[Materials provided]:
********************

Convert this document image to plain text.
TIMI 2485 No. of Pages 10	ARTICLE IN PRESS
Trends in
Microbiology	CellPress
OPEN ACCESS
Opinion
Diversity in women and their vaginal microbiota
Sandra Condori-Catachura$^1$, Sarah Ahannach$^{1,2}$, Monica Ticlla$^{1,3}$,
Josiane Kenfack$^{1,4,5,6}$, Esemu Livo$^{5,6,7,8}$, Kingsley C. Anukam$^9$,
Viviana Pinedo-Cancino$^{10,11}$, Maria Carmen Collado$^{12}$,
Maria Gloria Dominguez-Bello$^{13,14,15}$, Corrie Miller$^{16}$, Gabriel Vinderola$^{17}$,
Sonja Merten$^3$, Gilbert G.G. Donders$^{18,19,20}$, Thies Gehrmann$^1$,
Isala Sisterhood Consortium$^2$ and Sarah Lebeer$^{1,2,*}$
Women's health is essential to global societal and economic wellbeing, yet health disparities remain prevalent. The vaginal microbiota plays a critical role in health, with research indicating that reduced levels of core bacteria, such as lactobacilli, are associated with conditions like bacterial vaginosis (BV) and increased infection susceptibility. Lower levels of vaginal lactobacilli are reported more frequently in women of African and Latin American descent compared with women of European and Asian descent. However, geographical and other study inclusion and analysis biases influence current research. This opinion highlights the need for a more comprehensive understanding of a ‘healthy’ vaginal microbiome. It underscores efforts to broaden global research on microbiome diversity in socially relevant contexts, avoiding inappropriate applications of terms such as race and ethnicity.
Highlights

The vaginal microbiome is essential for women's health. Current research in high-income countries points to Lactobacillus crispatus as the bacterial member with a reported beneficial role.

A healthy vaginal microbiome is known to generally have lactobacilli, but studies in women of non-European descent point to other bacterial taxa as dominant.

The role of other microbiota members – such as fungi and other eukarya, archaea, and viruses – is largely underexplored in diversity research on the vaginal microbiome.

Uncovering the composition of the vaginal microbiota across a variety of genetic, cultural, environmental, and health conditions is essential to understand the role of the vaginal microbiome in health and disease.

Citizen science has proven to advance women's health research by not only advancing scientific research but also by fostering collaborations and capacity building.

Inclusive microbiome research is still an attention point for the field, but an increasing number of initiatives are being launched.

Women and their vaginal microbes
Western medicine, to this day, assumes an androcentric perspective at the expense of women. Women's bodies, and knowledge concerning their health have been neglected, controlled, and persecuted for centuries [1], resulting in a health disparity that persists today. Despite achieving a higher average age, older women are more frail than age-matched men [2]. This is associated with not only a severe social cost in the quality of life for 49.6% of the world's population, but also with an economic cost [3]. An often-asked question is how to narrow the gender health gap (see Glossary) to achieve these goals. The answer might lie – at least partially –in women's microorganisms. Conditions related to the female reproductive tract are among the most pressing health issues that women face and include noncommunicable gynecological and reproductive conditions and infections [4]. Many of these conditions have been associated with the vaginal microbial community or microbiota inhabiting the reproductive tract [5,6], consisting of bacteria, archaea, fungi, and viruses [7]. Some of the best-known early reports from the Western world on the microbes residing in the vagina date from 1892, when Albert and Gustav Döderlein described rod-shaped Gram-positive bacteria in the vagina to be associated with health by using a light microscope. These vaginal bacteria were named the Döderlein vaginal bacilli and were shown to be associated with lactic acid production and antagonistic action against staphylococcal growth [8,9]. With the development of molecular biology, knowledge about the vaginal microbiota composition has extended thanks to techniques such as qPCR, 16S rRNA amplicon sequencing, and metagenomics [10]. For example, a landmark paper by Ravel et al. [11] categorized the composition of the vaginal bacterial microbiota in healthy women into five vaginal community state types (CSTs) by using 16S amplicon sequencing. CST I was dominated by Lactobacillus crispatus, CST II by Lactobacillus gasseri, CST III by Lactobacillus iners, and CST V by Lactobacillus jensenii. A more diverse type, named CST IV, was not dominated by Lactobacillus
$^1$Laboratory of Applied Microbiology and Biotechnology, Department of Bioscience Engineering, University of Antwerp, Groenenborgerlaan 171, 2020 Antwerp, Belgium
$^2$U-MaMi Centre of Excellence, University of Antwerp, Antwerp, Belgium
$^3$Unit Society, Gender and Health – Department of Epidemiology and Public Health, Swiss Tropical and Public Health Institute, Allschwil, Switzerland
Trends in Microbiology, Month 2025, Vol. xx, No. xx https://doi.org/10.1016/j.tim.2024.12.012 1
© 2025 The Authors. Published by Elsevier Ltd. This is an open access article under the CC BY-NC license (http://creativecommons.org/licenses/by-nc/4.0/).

********************

[What the task requires]: Repeat the data precisely, reproducing every entry.

[Response to this exercise]:
Convert this document image to plain text.
TIMI 2485 No. of Pages 10	ARTICLE IN PRESS
Trends in
Microbiology	CellPress
OPEN ACCESS
Opinion
Diversity in women and their vaginal microbiota
Sandra Condori-Catachura$^1$, Sarah Ahannach$^{1,2}$, Monica Ticlla$^{1,3}$,
Josiane Kenfack$^{1,4,5,6}$, Esemu Livo$^{5,6,7,8}$, Kingsley C. Anukam$^9$,
Viviana Pinedo-Cancino$^{10,11}$, Maria Carmen Collado$^{12}$,
Maria Gloria Dominguez-Bello$^{13,14,15}$, Corrie Miller$^{16}$, Gabriel Vinderola$^{17}$,
Sonja Merten$^3$, Gilbert G.G. Donders$^{18,19,20}$, Thies Gehrmann$^1$,
Isala Sisterhood Consortium$^2$ and Sarah Lebeer$^{1,2,*}$
Women's health is essential to global societal and economic wellbeing, yet health disparities remain prevalent. The vaginal microbiota plays a critical role in health, with research indicating that reduced levels of core bacteria, such as lactobacilli, are associated with conditions like bacterial vaginosis (BV) and increased infection susceptibility. Lower levels of vaginal lactobacilli are reported more frequently in women of African and Latin American descent compared with women of European and Asian descent. However, geographical and other study inclusion and analysis biases influence current research. This opinion highlights the need for a more comprehensive understanding of a ‘healthy’ vaginal microbiome. It underscores efforts to broaden global research on microbiome diversity in socially relevant contexts, avoiding inappropriate applications of terms such as race and ethnicity.
Highlights

The vaginal microbiome is essential for women's health. Current research in high-income countries points to Lactobacillus crispatus as the bacterial member with a reported beneficial role.

A healthy vaginal microbiome is known to generally have lactobacilli, but studies in women of non-European descent point to other bacterial taxa as dominant.

The role of other microbiota members – such as fungi and other eukarya, archaea, and viruses – is largely underexplored in diversity research on the vaginal microbiome.

Uncovering the composition of the vaginal microbiota across a variety of genetic, cultural, environmental, and health conditions is essential to understand the role of the vaginal microbiome in health and disease.

Citizen science has proven to advance women's health research by not only advancing scientific research but also by fostering collaborations and capacity building.

Inclusive microbiome research is still an attention point for the field, but an increasing number of initiatives are being launched.

Women and their vaginal microbes
Western medicine, to this day, assumes an androcentric perspective at the expense of women. Women's bodies, and knowledge concerning their health have been neglected, controlled, and persecuted for centuries [1], resulting in a health disparity that persists today. Despite achieving a higher average age, older women are more frail than age-matched men [2]. This is associated with not only a severe social cost in the quality of life for 49.6% of the world's population, but also with an economic cost [3]. An often-asked question is how to narrow the gender health gap (see Glossary) to achieve these goals. The answer might lie – at least partially –in women's microorganisms. Conditions related to the female reproductive tract are among the most pressing health issues that women face and include noncommunicable gynecological and reproductive conditions and infections [4]. Many of these conditions have been associated with the vaginal microbial community or microbiota inhabiting the reproductive tract [5,6], consisting of bacteria, archaea, fungi, and viruses [7]. Some of the best-known early reports from the Western world on the microbes residing in the vagina date from 1892, when Albert and Gustav Döderlein described rod-shaped Gram-positive bacteria in the vagina to be associated with health by using a light microscope. These vaginal bacteria were named the Döderlein vaginal bacilli and were shown to be associated with lactic acid production and antagonistic action against staphylococcal growth [8,9]. With the development of molecular biology, knowledge about the vaginal microbiota composition has extended thanks to techniques such as qPCR, 16S rRNA amplicon sequencing, and metagenomics [10]. For example, a landmark paper by Ravel et al. [11] categorized the composition of the vaginal bacterial microbiota in healthy women into five vaginal community state types (CSTs) by using 16S amplicon sequencing. CST I was dominated by Lactobacillus crispatus, CST II by Lactobacillus gasseri, CST III by Lactobacillus iners, and CST V by Lactobacillus jensenii. A more diverse type, named CST IV, was not dominated by Lactobacillus
$^1$Laboratory of Applied Microbiology and Biotechnology, Department of Bioscience Engineering, University of Antwerp, Groenenborgerlaan 171, 2020 Antwerp, Belgium
$^2$U-MaMi Centre of Excellence, University of Antwerp, Antwerp, Belgium
$^3$Unit Society, Gender and Health – Department of Epidemiology and Public Health, Swiss Tropical and Public Health Institute, Allschwil, Switzerland
Trends in Microbiology, Month 2025, Vol. xx, No. xx https://doi.org/10.1016/j.tim.2024.12.012 1
© 2025 The Authors. Published by Elsevier Ltd. This is an open access article under the CC BY-NC license (http://creativecommons.org/licenses/by-nc/4.0/).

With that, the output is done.